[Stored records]
-=-=-
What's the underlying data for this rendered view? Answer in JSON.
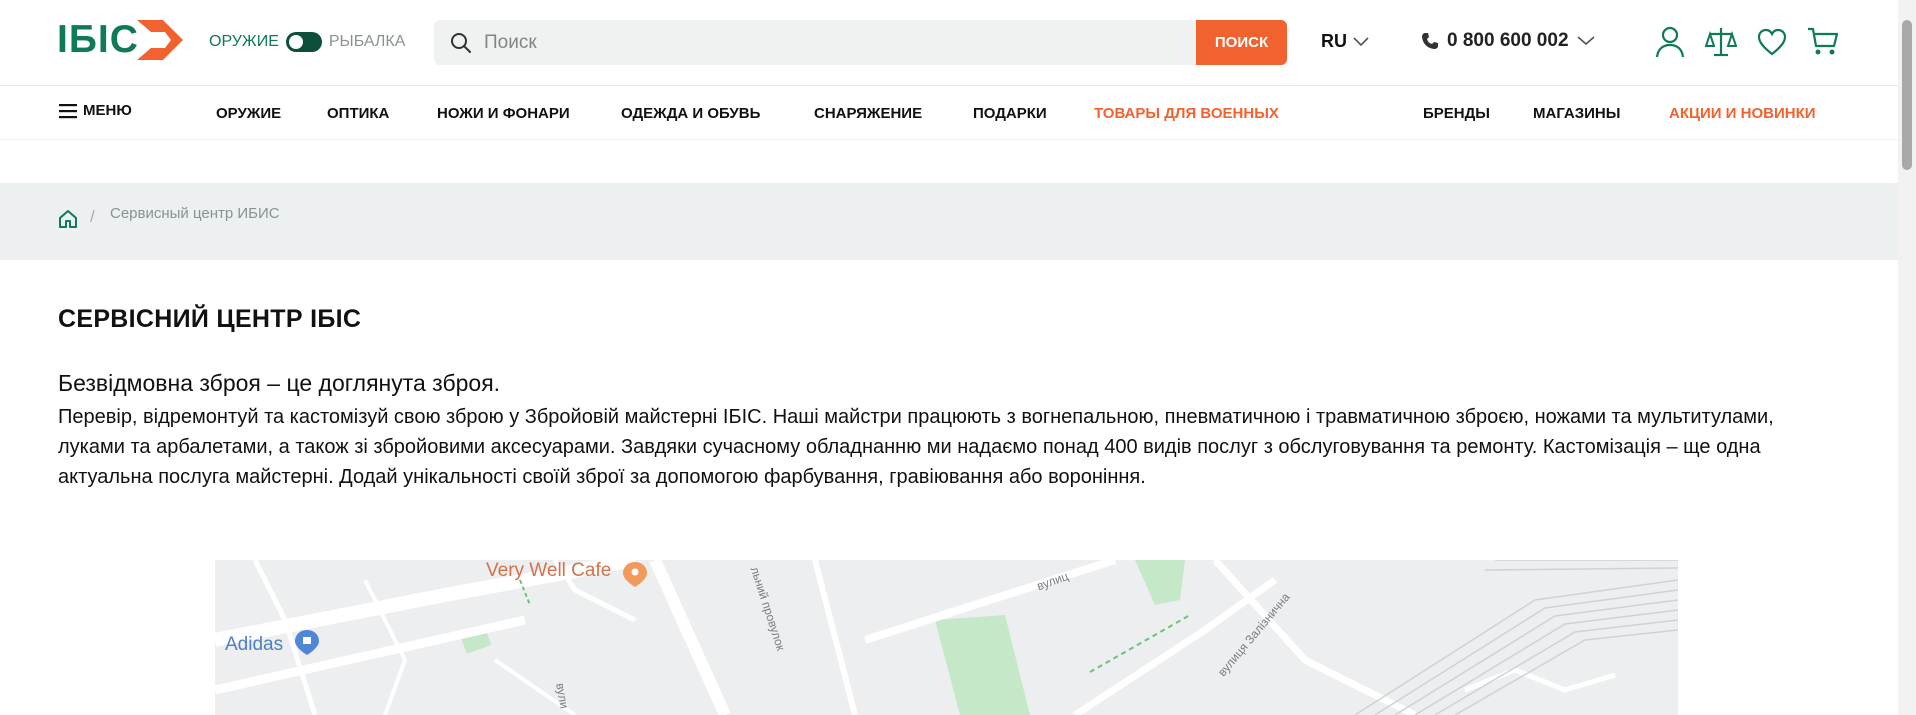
{
  "header": {
    "logo_text": "ІБІС",
    "mode_left": "ОРУЖИЕ",
    "mode_right": "РЫБАЛКА",
    "search_placeholder": "Поиск",
    "search_button": "ПОИСК",
    "language": "RU",
    "phone": "0 800 600 002",
    "icons": [
      "user-icon",
      "compare-scales-icon",
      "heart-icon",
      "cart-icon"
    ]
  },
  "nav": {
    "menu_label": "МЕНЮ",
    "items": [
      {
        "label": "ОРУЖИЕ"
      },
      {
        "label": "ОПТИКА"
      },
      {
        "label": "НОЖИ И ФОНАРИ"
      },
      {
        "label": "ОДЕЖДА И ОБУВЬ"
      },
      {
        "label": "СНАРЯЖЕНИЕ"
      },
      {
        "label": "ПОДАРКИ"
      },
      {
        "label": "ТОВАРЫ ДЛЯ ВОЕННЫХ"
      },
      {
        "label": "БРЕНДЫ"
      },
      {
        "label": "МАГАЗИНЫ"
      },
      {
        "label": "АКЦИИ И НОВИНКИ"
      }
    ]
  },
  "breadcrumb": {
    "separator": "/",
    "current": "Сервисный центр ИБИС"
  },
  "content": {
    "title": "СЕРВІСНИЙ ЦЕНТР ІБІС",
    "lead": "Безвідмовна зброя – це доглянута зброя.",
    "body": "Перевір, відремонтуй та кастомізуй свою зброю у Збройовій майстерні ІБІС. Наші майстри працюють з вогнепальною, пневматичною і травматичною зброєю, ножами та мультитулами, луками та арбалетами, а також зі збройовими аксесуарами.  Завдяки сучасному обладнанню ми надаємо понад 400 видів послуг з обслуговування та ремонту. Кастомізація – ще одна актуальна послуга майстерні. Додай унікальності своїй зброї за допомогою фарбування, гравіювання або вороніння."
  },
  "map": {
    "poi_cafe": "Very Well Cafe",
    "poi_adidas": "Adidas",
    "street_1": "вулиця Залізнична",
    "street_2": "льний провулок",
    "street_3": "вулиц",
    "street_4": "вули"
  },
  "colors": {
    "brand_green": "#0f7a56",
    "accent_orange": "#f2622e",
    "breadcrumb_bg": "#edf0f0"
  }
}
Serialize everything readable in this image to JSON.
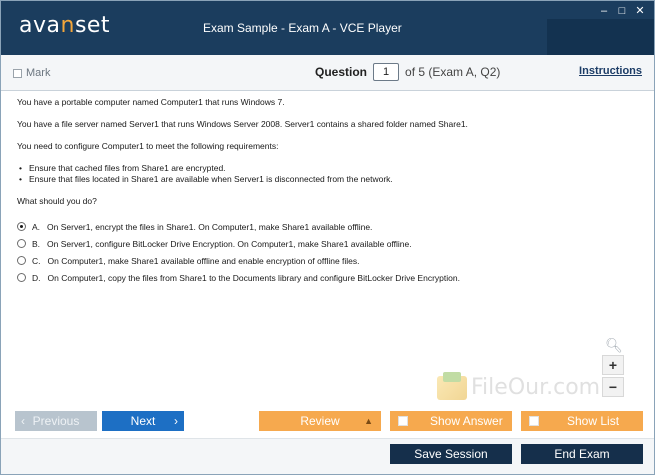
{
  "titlebar": {
    "logo_pre": "ava",
    "logo_accent": "n",
    "logo_post": "set",
    "title": "Exam Sample - Exam A - VCE Player",
    "minimize": "–",
    "maximize": "□",
    "close": "✕"
  },
  "question_bar": {
    "mark_label": "Mark",
    "question_label": "Question",
    "question_number": "1",
    "of_text": "of 5 (Exam A, Q2)",
    "instructions_label": "Instructions"
  },
  "question": {
    "paragraphs": [
      "You have a portable computer named Computer1 that runs Windows 7.",
      "You have a file server named Server1 that runs Windows Server 2008. Server1 contains a shared folder named Share1.",
      "You need to configure Computer1 to meet the following requirements:"
    ],
    "requirements": [
      "Ensure that cached files from Share1 are encrypted.",
      "Ensure that files located in Share1 are available when Server1 is disconnected from the network."
    ],
    "prompt": "What should you do?",
    "options": [
      {
        "letter": "A.",
        "text": "On Server1, encrypt the files in Share1. On Computer1, make Share1 available offline."
      },
      {
        "letter": "B.",
        "text": "On Server1, configure BitLocker Drive Encryption. On Computer1, make Share1 available offline."
      },
      {
        "letter": "C.",
        "text": "On Computer1, make Share1 available offline and enable encryption of offline files."
      },
      {
        "letter": "D.",
        "text": "On Computer1, copy the files from Share1 to the Documents library and configure BitLocker Drive Encryption."
      }
    ],
    "selected_option": "A."
  },
  "zoom": {
    "zoom_in": "+",
    "zoom_out": "−"
  },
  "watermark": {
    "text": "FileOur.com"
  },
  "buttons": {
    "previous": "Previous",
    "next": "Next",
    "review": "Review",
    "show_answer": "Show Answer",
    "show_list": "Show List",
    "save_session": "Save Session",
    "end_exam": "End Exam"
  },
  "colors": {
    "titlebar": "#1b3d5e",
    "logo_accent": "#f4a63a",
    "next_button": "#1d6fc4",
    "orange_buttons": "#f6a94e",
    "dark_buttons": "#152f4b"
  }
}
-=-=-
▶ WORK INSTRUCTIONS
Repeat each record exactly as shown above, dropping all images.

▶ RESPONSE FOR THIS EXERCISE
What's the underlying data for this rendered view? Answer in JSON.
{
  "header": {
    "logo_text": "ІБІС",
    "mode_left": "ОРУЖИЕ",
    "mode_right": "РЫБАЛКА",
    "search_placeholder": "Поиск",
    "search_button": "ПОИСК",
    "language": "RU",
    "phone": "0 800 600 002",
    "icons": [
      "user-icon",
      "compare-scales-icon",
      "heart-icon",
      "cart-icon"
    ]
  },
  "nav": {
    "menu_label": "МЕНЮ",
    "items": [
      {
        "label": "ОРУЖИЕ"
      },
      {
        "label": "ОПТИКА"
      },
      {
        "label": "НОЖИ И ФОНАРИ"
      },
      {
        "label": "ОДЕЖДА И ОБУВЬ"
      },
      {
        "label": "СНАРЯЖЕНИЕ"
      },
      {
        "label": "ПОДАРКИ"
      },
      {
        "label": "ТОВАРЫ ДЛЯ ВОЕННЫХ"
      },
      {
        "label": "БРЕНДЫ"
      },
      {
        "label": "МАГАЗИНЫ"
      },
      {
        "label": "АКЦИИ И НОВИНКИ"
      }
    ]
  },
  "breadcrumb": {
    "separator": "/",
    "current": "Сервисный центр ИБИС"
  },
  "content": {
    "title": "СЕРВІСНИЙ ЦЕНТР ІБІС",
    "lead": "Безвідмовна зброя – це доглянута зброя.",
    "body": "Перевір, відремонтуй та кастомізуй свою зброю у Збройовій майстерні ІБІС. Наші майстри працюють з вогнепальною, пневматичною і травматичною зброєю, ножами та мультитулами, луками та арбалетами, а також зі збройовими аксесуарами.  Завдяки сучасному обладнанню ми надаємо понад 400 видів послуг з обслуговування та ремонту. Кастомізація – ще одна актуальна послуга майстерні. Додай унікальності своїй зброї за допомогою фарбування, гравіювання або вороніння."
  },
  "map": {
    "poi_cafe": "Very Well Cafe",
    "poi_adidas": "Adidas",
    "street_1": "вулиця Залізнична",
    "street_2": "льний провулок",
    "street_3": "вулиц",
    "street_4": "вули"
  },
  "colors": {
    "brand_green": "#0f7a56",
    "accent_orange": "#f2622e",
    "breadcrumb_bg": "#edf0f0"
  }
}
Serialize everything readable in this image to JSON.
{
  "titlebar": {
    "logo_pre": "ava",
    "logo_accent": "n",
    "logo_post": "set",
    "title": "Exam Sample - Exam A - VCE Player",
    "minimize": "–",
    "maximize": "□",
    "close": "✕"
  },
  "question_bar": {
    "mark_label": "Mark",
    "question_label": "Question",
    "question_number": "1",
    "of_text": "of 5 (Exam A, Q2)",
    "instructions_label": "Instructions"
  },
  "question": {
    "paragraphs": [
      "You have a portable computer named Computer1 that runs Windows 7.",
      "You have a file server named Server1 that runs Windows Server 2008. Server1 contains a shared folder named Share1.",
      "You need to configure Computer1 to meet the following requirements:"
    ],
    "requirements": [
      "Ensure that cached files from Share1 are encrypted.",
      "Ensure that files located in Share1 are available when Server1 is disconnected from the network."
    ],
    "prompt": "What should you do?",
    "options": [
      {
        "letter": "A.",
        "text": "On Server1, encrypt the files in Share1. On Computer1, make Share1 available offline."
      },
      {
        "letter": "B.",
        "text": "On Server1, configure BitLocker Drive Encryption. On Computer1, make Share1 available offline."
      },
      {
        "letter": "C.",
        "text": "On Computer1, make Share1 available offline and enable encryption of offline files."
      },
      {
        "letter": "D.",
        "text": "On Computer1, copy the files from Share1 to the Documents library and configure BitLocker Drive Encryption."
      }
    ],
    "selected_option": "A."
  },
  "zoom": {
    "zoom_in": "+",
    "zoom_out": "−"
  },
  "watermark": {
    "text": "FileOur.com"
  },
  "buttons": {
    "previous": "Previous",
    "next": "Next",
    "review": "Review",
    "show_answer": "Show Answer",
    "show_list": "Show List",
    "save_session": "Save Session",
    "end_exam": "End Exam"
  },
  "colors": {
    "titlebar": "#1b3d5e",
    "logo_accent": "#f4a63a",
    "next_button": "#1d6fc4",
    "orange_buttons": "#f6a94e",
    "dark_buttons": "#152f4b"
  }
}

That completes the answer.